[Saved entries]
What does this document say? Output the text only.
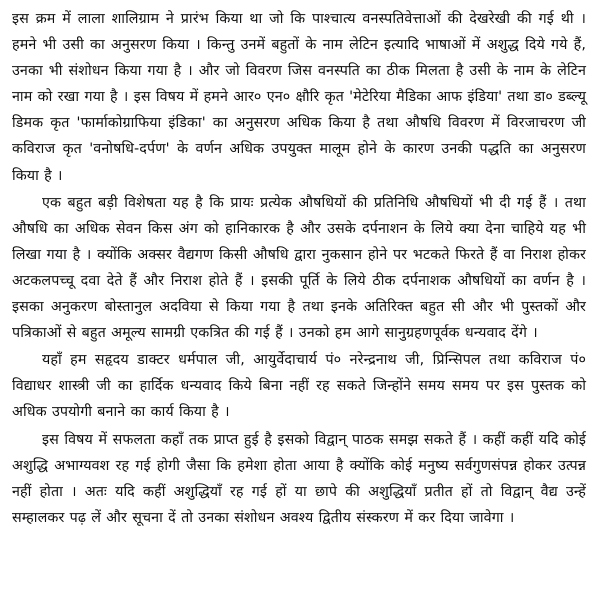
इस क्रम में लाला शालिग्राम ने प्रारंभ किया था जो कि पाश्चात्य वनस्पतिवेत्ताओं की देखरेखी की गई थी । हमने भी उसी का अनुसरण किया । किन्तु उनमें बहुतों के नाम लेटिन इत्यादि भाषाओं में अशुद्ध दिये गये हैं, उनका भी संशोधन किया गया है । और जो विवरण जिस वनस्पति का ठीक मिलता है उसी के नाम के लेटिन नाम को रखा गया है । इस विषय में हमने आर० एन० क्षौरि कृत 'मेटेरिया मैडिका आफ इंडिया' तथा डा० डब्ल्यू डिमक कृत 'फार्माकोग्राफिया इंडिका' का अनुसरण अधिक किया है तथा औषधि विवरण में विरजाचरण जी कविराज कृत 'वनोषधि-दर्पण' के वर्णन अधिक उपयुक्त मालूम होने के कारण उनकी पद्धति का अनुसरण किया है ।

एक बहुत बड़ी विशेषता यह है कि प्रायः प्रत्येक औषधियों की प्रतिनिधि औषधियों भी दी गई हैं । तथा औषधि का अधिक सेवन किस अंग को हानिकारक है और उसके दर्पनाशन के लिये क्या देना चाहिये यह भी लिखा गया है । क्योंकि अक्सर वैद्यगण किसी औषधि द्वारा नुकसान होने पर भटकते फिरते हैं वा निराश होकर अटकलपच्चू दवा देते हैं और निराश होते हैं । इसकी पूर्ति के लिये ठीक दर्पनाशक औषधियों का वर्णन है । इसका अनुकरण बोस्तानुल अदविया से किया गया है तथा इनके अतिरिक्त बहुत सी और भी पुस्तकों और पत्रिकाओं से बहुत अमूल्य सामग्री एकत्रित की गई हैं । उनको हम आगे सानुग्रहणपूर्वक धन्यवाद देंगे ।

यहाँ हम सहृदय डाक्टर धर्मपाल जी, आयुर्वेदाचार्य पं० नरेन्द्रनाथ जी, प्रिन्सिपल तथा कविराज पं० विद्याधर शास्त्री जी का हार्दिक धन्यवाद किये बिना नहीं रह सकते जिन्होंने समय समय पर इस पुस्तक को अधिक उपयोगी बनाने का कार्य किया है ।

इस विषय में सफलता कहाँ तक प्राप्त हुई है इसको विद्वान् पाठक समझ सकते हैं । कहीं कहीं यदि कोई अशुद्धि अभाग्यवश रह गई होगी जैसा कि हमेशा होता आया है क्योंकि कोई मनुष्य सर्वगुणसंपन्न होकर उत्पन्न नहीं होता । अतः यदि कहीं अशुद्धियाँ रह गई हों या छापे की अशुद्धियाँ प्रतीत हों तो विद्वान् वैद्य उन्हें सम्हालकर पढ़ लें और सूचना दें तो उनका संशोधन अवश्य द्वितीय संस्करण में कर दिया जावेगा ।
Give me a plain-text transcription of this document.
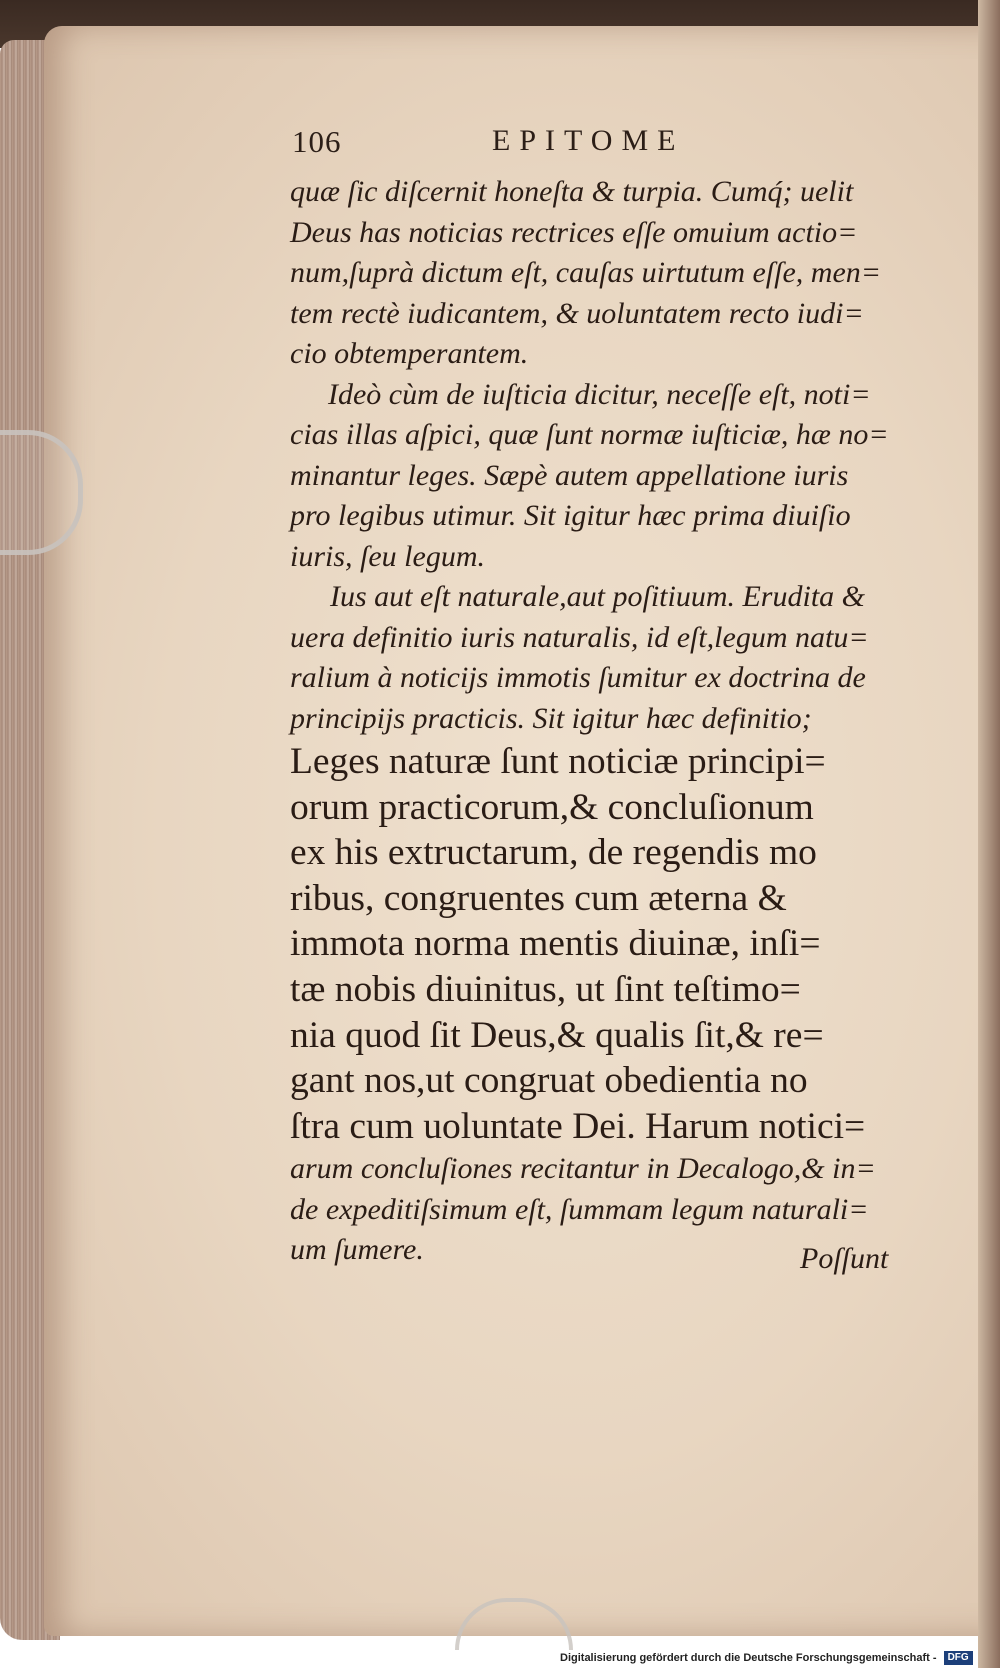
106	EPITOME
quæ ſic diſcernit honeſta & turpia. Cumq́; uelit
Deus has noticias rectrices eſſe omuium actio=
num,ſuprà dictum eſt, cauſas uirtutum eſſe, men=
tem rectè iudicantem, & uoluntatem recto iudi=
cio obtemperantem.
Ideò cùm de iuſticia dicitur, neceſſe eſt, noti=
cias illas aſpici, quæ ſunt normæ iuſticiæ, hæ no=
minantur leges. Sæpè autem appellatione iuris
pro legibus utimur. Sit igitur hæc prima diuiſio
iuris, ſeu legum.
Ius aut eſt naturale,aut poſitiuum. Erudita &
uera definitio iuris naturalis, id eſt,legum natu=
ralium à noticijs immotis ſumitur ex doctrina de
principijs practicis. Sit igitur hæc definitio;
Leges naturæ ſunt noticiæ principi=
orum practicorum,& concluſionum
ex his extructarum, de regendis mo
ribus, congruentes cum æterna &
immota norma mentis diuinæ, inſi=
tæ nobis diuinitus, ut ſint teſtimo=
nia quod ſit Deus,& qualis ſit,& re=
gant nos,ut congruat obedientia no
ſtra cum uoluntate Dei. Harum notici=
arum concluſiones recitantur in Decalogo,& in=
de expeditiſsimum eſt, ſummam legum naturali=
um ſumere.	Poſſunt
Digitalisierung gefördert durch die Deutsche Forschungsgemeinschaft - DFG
==
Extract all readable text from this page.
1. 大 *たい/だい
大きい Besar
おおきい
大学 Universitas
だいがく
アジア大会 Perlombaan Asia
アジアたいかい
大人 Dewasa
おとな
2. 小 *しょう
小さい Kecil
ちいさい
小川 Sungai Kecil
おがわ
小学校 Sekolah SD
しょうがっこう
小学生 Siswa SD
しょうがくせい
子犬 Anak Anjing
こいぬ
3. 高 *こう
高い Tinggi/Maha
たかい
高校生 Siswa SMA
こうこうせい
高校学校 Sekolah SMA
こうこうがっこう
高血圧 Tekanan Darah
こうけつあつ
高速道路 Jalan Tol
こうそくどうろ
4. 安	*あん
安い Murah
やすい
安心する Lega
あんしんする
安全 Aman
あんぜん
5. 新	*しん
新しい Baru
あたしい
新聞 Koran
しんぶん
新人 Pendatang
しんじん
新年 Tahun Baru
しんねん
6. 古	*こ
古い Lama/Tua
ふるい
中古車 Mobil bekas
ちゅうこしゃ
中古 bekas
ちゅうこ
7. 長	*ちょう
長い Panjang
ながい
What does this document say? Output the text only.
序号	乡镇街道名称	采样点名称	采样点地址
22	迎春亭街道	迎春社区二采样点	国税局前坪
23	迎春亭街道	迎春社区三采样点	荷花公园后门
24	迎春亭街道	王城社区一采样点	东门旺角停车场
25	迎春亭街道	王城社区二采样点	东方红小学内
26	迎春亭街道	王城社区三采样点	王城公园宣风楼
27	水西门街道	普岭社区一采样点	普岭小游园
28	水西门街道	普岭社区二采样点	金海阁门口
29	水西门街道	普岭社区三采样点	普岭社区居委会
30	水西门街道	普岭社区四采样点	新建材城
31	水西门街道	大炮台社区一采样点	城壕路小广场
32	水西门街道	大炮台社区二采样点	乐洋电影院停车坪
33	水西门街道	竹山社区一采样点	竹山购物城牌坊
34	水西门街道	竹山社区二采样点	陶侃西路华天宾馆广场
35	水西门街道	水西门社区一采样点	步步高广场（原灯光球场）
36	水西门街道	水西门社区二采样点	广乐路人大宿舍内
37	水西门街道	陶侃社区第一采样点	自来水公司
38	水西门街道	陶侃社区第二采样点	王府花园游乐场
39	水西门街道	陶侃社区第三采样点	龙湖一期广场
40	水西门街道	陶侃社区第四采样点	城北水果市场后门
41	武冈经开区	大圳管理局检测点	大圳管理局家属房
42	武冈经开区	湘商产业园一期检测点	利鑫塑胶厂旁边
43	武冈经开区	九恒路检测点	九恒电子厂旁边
--
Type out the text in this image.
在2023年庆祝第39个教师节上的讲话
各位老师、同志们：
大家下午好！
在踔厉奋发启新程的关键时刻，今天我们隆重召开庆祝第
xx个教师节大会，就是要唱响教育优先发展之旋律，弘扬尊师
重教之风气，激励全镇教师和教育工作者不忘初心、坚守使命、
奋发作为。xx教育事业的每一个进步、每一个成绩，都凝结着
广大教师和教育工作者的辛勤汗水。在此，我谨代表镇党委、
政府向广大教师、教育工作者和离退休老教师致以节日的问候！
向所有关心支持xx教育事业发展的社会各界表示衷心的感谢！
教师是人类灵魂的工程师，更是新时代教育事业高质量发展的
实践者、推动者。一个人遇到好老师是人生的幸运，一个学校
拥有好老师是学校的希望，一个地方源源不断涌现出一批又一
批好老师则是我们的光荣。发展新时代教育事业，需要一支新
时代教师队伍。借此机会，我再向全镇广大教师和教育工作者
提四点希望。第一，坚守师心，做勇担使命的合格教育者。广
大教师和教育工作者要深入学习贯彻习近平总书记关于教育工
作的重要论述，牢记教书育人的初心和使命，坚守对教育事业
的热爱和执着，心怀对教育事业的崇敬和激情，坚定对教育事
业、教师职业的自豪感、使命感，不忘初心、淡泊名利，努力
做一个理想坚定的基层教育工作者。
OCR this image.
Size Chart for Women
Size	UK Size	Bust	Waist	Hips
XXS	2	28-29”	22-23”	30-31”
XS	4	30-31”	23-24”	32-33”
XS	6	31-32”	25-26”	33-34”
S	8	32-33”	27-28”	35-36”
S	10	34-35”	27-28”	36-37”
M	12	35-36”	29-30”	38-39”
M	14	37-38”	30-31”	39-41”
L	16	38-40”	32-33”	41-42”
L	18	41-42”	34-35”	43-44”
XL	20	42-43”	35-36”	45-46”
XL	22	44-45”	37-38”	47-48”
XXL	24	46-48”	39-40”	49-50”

Exercise goal:
From the material above, copy each line that includes the word "definitio".

Problem solution:
uera definitio iuris naturalis, id eſt,legum natu=
principijs practicis. Sit igitur hæc definitio;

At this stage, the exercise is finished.